» **EXERCISE GOAL**
Your task is to retype each line of the data below exactly.

Stored items:

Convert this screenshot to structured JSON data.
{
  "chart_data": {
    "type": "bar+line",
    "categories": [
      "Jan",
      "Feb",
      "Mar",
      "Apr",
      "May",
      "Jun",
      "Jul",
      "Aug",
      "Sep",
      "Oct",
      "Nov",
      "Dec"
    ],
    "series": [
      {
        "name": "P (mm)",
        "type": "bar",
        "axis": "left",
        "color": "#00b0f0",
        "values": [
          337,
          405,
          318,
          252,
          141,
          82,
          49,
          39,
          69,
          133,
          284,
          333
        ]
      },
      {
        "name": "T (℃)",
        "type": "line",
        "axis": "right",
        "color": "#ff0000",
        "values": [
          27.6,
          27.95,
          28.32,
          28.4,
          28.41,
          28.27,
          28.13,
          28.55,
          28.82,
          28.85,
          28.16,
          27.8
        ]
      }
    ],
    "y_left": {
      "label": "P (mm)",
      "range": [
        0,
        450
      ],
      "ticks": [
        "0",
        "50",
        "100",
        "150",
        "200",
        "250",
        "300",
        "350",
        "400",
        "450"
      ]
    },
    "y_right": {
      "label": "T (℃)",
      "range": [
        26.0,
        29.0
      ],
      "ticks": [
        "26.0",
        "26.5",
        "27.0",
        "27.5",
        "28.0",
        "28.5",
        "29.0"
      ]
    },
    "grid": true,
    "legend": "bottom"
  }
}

» **ANSWER FOR THE TASK**
Convert this screenshot to structured JSON data.
{
  "chart_data": {
    "type": "bar+line",
    "categories": [
      "Jan",
      "Feb",
      "Mar",
      "Apr",
      "May",
      "Jun",
      "Jul",
      "Aug",
      "Sep",
      "Oct",
      "Nov",
      "Dec"
    ],
    "series": [
      {
        "name": "P (mm)",
        "type": "bar",
        "axis": "left",
        "color": "#00b0f0",
        "values": [
          337,
          405,
          318,
          252,
          141,
          82,
          49,
          39,
          69,
          133,
          284,
          333
        ]
      },
      {
        "name": "T (℃)",
        "type": "line",
        "axis": "right",
        "color": "#ff0000",
        "values": [
          27.6,
          27.95,
          28.32,
          28.4,
          28.41,
          28.27,
          28.13,
          28.55,
          28.82,
          28.85,
          28.16,
          27.8
        ]
      }
    ],
    "y_left": {
      "label": "P (mm)",
      "range": [
        0,
        450
      ],
      "ticks": [
        "0",
        "50",
        "100",
        "150",
        "200",
        "250",
        "300",
        "350",
        "400",
        "450"
      ]
    },
    "y_right": {
      "label": "T (℃)",
      "range": [
        26.0,
        29.0
      ],
      "ticks": [
        "26.0",
        "26.5",
        "27.0",
        "27.5",
        "28.0",
        "28.5",
        "29.0"
      ]
    },
    "grid": true,
    "legend": "bottom"
  }
}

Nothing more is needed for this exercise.